DIRECTIVE
Working from the entries that follow, transcribe exactly and only the lines from the one with "Enumerate this screenshot's" through the last, pictures excluded.

MATERIAL SHOWN
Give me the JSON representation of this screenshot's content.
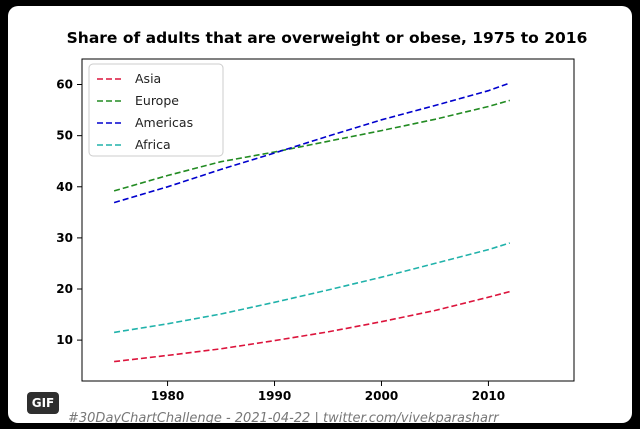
{
  "chart_data": {
    "type": "line",
    "title": "Share of adults that are overweight or obese, 1975 to 2016",
    "xlabel": "",
    "ylabel": "",
    "xlim": [
      1972,
      2018
    ],
    "ylim": [
      2,
      65
    ],
    "x_ticks": [
      1980,
      1990,
      2000,
      2010
    ],
    "y_ticks": [
      10,
      20,
      30,
      40,
      50,
      60
    ],
    "grid": false,
    "legend_position": "top-left",
    "line_style": "dashed",
    "x": [
      1975,
      1980,
      1985,
      1990,
      1995,
      2000,
      2005,
      2010,
      2012
    ],
    "series": [
      {
        "name": "Asia",
        "color": "#dc143c",
        "values": [
          5.8,
          7.0,
          8.3,
          9.9,
          11.6,
          13.6,
          15.8,
          18.4,
          19.5
        ]
      },
      {
        "name": "Europe",
        "color": "#228b22",
        "values": [
          39.2,
          42.2,
          44.9,
          46.8,
          48.9,
          51.0,
          53.2,
          55.7,
          56.9
        ]
      },
      {
        "name": "Americas",
        "color": "#0000cd",
        "values": [
          36.9,
          40.0,
          43.4,
          46.6,
          49.9,
          53.1,
          55.9,
          58.8,
          60.3
        ]
      },
      {
        "name": "Africa",
        "color": "#20b2aa",
        "values": [
          11.5,
          13.2,
          15.1,
          17.4,
          19.8,
          22.3,
          25.0,
          27.7,
          29.0
        ]
      }
    ]
  },
  "badge": {
    "label": "GIF"
  },
  "footer": {
    "credit": "#30DayChartChallenge - 2021-04-22 | twitter.com/vivekparasharr"
  }
}
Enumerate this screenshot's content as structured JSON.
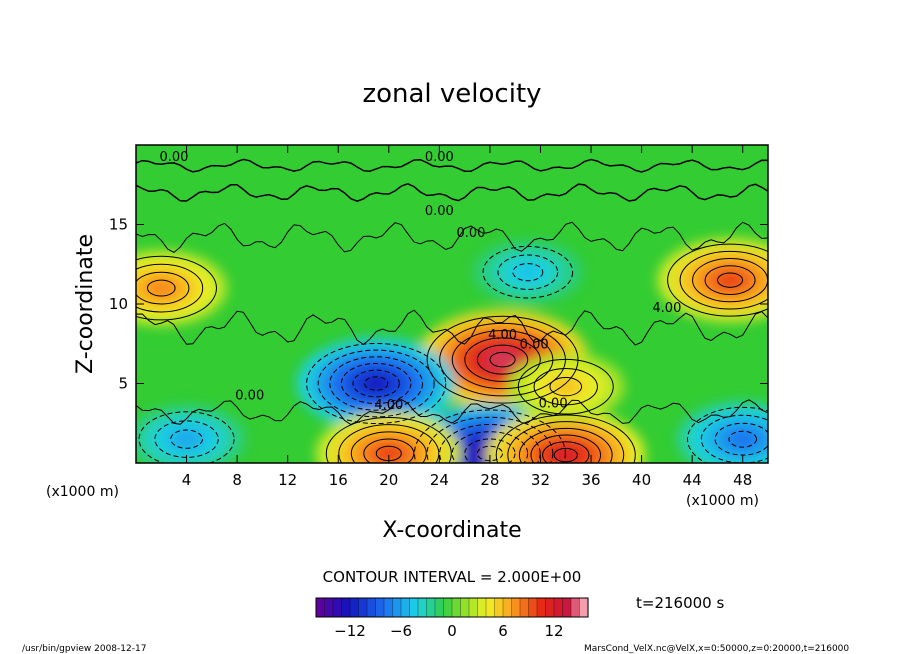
{
  "chart_data": {
    "type": "heatmap",
    "title": "zonal velocity",
    "xlabel": "X-coordinate",
    "ylabel": "Z-coordinate",
    "x_unit": "(x1000 m)",
    "y_unit": "(x1000 m)",
    "xlim": [
      0,
      50
    ],
    "ylim": [
      0,
      20
    ],
    "x_ticks": [
      4,
      8,
      12,
      16,
      20,
      24,
      28,
      32,
      36,
      40,
      44,
      48
    ],
    "y_ticks": [
      5,
      10,
      15
    ],
    "contour_interval_text": "CONTOUR INTERVAL = 2.000E+00",
    "time_text": "t=216000 s",
    "colorbar": {
      "range": [
        -16,
        16
      ],
      "ticks": [
        -12,
        -6,
        0,
        6,
        12
      ],
      "tick_labels": [
        "−12",
        "−6",
        "0",
        "6",
        "12"
      ]
    },
    "contour_labels": [
      "0.00",
      "0.00",
      "0.00",
      "0.00",
      "4.00",
      "0.00",
      "4.00",
      "4.00",
      "0.00",
      "0.00"
    ],
    "features": [
      {
        "x": 2,
        "z": 11,
        "value": 8
      },
      {
        "x": 47,
        "z": 11.5,
        "value": 10
      },
      {
        "x": 29,
        "z": 6.5,
        "value": 14
      },
      {
        "x": 19,
        "z": 5,
        "value": -12
      },
      {
        "x": 28,
        "z": 0.6,
        "value": -14
      },
      {
        "x": 20,
        "z": 0.6,
        "value": 10
      },
      {
        "x": 34,
        "z": 0.5,
        "value": 12
      },
      {
        "x": 34,
        "z": 4.8,
        "value": 6
      },
      {
        "x": 48,
        "z": 1.5,
        "value": -8
      },
      {
        "x": 4,
        "z": 1.5,
        "value": -6
      },
      {
        "x": 31,
        "z": 12,
        "value": -5
      }
    ],
    "grid": false
  },
  "footer": {
    "left": "/usr/bin/gpview  2008-12-17",
    "right": "MarsCond_VelX.nc@VelX,x=0:50000,z=0:20000,t=216000"
  }
}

THE ANSWER
Enumerate this screenshot's content as structured JSON.
{
  "chart_data": {
    "type": "heatmap",
    "title": "zonal velocity",
    "xlabel": "X-coordinate",
    "ylabel": "Z-coordinate",
    "x_unit": "(x1000 m)",
    "y_unit": "(x1000 m)",
    "xlim": [
      0,
      50
    ],
    "ylim": [
      0,
      20
    ],
    "x_ticks": [
      4,
      8,
      12,
      16,
      20,
      24,
      28,
      32,
      36,
      40,
      44,
      48
    ],
    "y_ticks": [
      5,
      10,
      15
    ],
    "contour_interval_text": "CONTOUR INTERVAL = 2.000E+00",
    "time_text": "t=216000 s",
    "colorbar": {
      "range": [
        -16,
        16
      ],
      "ticks": [
        -12,
        -6,
        0,
        6,
        12
      ],
      "tick_labels": [
        "−12",
        "−6",
        "0",
        "6",
        "12"
      ]
    },
    "contour_labels": [
      "0.00",
      "0.00",
      "0.00",
      "0.00",
      "4.00",
      "0.00",
      "4.00",
      "4.00",
      "0.00",
      "0.00"
    ],
    "features": [
      {
        "x": 2,
        "z": 11,
        "value": 8
      },
      {
        "x": 47,
        "z": 11.5,
        "value": 10
      },
      {
        "x": 29,
        "z": 6.5,
        "value": 14
      },
      {
        "x": 19,
        "z": 5,
        "value": -12
      },
      {
        "x": 28,
        "z": 0.6,
        "value": -14
      },
      {
        "x": 20,
        "z": 0.6,
        "value": 10
      },
      {
        "x": 34,
        "z": 0.5,
        "value": 12
      },
      {
        "x": 34,
        "z": 4.8,
        "value": 6
      },
      {
        "x": 48,
        "z": 1.5,
        "value": -8
      },
      {
        "x": 4,
        "z": 1.5,
        "value": -6
      },
      {
        "x": 31,
        "z": 12,
        "value": -5
      }
    ],
    "grid": false
  },
  "footer": {
    "left": "/usr/bin/gpview  2008-12-17",
    "right": "MarsCond_VelX.nc@VelX,x=0:50000,z=0:20000,t=216000"
  }
}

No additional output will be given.